◆ Description of the task: List every line of the items below that contains the string "cannot", treating uppercase and lowercase letters as distinct.

◆ Data supplied:
^^^^^^^^^^^^^^^^
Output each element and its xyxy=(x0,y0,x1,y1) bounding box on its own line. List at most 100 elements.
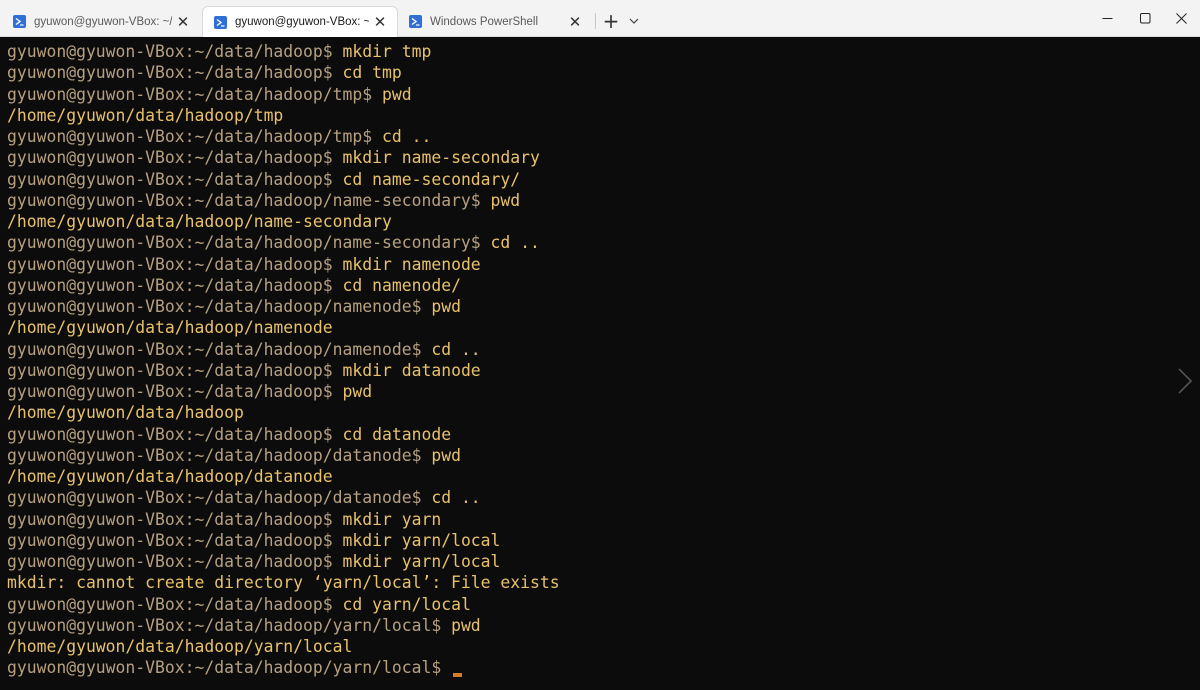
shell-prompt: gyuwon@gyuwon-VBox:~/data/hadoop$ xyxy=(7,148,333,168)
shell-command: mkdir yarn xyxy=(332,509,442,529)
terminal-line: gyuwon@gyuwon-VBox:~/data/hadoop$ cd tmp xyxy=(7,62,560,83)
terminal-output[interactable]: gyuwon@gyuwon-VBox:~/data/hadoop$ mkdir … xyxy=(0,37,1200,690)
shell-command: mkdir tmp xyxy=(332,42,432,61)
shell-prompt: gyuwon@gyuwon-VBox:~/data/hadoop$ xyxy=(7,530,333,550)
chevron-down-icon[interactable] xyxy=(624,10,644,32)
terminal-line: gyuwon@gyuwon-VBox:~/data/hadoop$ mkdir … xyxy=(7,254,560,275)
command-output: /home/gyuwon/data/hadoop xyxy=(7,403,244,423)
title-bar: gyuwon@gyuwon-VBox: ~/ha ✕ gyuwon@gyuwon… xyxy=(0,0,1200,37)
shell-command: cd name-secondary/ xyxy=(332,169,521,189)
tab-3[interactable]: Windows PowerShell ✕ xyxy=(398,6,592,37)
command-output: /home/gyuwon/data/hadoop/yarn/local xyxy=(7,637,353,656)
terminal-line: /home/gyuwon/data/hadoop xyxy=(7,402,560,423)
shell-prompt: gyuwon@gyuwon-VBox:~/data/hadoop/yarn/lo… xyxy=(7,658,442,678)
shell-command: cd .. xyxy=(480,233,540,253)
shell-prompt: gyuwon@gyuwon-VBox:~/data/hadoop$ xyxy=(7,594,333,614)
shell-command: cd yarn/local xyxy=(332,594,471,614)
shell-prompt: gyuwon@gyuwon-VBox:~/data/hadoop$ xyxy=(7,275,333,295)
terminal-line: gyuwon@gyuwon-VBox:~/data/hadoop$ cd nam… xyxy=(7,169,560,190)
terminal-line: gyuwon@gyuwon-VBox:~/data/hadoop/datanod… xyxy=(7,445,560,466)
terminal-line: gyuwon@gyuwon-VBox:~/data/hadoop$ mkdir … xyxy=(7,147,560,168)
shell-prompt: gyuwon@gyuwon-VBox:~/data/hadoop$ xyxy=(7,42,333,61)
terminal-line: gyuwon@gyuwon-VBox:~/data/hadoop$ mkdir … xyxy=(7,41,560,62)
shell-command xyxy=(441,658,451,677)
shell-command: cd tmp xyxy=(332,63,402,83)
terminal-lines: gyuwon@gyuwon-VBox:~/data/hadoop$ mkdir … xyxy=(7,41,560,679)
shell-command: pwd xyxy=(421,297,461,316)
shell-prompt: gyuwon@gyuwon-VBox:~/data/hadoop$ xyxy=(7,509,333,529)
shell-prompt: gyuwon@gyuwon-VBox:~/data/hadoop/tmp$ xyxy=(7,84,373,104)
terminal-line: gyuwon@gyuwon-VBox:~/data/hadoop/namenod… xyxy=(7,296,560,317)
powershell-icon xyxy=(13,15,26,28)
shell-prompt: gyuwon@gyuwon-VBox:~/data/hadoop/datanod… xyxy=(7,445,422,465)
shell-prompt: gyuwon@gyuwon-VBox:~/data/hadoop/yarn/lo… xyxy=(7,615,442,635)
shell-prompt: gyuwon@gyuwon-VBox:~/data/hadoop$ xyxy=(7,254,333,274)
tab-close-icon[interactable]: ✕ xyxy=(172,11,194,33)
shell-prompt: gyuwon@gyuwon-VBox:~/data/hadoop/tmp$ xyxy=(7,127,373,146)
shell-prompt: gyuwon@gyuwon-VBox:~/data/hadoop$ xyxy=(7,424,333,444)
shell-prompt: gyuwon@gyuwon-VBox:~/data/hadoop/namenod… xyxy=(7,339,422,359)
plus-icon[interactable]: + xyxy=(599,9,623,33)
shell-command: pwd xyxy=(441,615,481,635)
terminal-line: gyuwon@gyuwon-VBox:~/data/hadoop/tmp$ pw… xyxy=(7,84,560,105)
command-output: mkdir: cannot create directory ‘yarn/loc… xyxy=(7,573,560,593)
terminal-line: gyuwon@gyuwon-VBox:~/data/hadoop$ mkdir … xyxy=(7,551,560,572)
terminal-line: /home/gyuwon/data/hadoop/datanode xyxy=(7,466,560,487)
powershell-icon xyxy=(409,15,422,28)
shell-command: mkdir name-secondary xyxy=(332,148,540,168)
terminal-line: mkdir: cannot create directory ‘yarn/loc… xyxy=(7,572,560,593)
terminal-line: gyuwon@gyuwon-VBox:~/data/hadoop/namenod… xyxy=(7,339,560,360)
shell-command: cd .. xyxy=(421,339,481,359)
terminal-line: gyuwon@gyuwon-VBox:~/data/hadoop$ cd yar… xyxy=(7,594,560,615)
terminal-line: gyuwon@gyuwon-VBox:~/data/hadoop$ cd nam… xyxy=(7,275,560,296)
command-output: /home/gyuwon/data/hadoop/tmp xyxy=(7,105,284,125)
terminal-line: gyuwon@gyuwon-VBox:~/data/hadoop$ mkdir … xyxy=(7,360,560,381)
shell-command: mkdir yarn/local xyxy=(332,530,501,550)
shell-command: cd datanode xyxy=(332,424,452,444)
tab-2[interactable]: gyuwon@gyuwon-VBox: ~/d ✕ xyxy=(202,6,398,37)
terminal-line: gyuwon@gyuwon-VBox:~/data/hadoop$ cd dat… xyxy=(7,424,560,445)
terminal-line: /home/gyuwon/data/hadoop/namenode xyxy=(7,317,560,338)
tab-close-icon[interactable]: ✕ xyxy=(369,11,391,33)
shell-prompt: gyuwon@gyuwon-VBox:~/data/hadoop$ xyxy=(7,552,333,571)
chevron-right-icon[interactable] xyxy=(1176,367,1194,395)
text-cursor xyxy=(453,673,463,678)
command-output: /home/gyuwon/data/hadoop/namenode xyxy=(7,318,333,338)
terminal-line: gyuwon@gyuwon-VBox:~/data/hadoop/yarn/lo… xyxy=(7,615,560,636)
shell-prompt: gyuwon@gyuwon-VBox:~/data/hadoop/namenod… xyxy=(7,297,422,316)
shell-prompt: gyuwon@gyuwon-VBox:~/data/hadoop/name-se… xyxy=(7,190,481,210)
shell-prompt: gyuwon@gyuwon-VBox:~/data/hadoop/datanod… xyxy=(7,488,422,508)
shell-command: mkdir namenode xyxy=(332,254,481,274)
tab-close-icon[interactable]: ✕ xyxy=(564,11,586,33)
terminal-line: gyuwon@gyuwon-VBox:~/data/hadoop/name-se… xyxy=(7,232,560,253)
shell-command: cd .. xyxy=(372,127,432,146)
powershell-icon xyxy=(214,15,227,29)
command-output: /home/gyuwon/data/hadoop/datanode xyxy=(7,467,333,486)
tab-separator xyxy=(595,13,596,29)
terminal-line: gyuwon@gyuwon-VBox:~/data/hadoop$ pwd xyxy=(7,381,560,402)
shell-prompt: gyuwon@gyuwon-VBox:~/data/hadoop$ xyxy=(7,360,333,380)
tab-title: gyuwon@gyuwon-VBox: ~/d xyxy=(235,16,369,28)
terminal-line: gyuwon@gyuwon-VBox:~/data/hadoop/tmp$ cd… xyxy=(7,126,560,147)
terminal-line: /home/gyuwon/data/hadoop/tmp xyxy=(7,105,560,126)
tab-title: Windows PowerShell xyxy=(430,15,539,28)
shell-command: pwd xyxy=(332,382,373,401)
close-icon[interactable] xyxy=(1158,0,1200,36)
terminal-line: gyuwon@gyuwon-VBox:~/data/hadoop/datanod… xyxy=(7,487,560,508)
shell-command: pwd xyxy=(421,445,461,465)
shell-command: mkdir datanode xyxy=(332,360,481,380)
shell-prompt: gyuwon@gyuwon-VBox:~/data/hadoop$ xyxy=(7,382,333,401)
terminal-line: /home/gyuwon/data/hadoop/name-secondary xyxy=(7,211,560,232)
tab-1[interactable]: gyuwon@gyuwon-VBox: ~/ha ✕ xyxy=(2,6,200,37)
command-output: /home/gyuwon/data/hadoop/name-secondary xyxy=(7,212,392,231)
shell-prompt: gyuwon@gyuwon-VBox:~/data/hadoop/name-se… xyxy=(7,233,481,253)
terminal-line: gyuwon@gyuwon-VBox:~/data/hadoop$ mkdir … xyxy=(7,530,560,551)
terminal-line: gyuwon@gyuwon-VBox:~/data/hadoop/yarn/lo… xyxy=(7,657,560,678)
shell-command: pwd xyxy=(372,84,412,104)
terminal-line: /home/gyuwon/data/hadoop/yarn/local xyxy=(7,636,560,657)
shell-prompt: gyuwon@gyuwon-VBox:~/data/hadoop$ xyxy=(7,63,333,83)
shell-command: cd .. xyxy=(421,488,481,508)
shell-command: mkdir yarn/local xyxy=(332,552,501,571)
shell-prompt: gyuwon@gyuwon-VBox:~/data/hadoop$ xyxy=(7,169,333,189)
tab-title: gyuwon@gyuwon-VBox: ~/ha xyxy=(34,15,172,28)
^^^^^^^^^^^^^^^^
◆ Answer below:
command-output: mkdir: cannot create directory ‘yarn/loc… xyxy=(7,573,560,593)
terminal-line: mkdir: cannot create directory ‘yarn/loc… xyxy=(7,572,560,593)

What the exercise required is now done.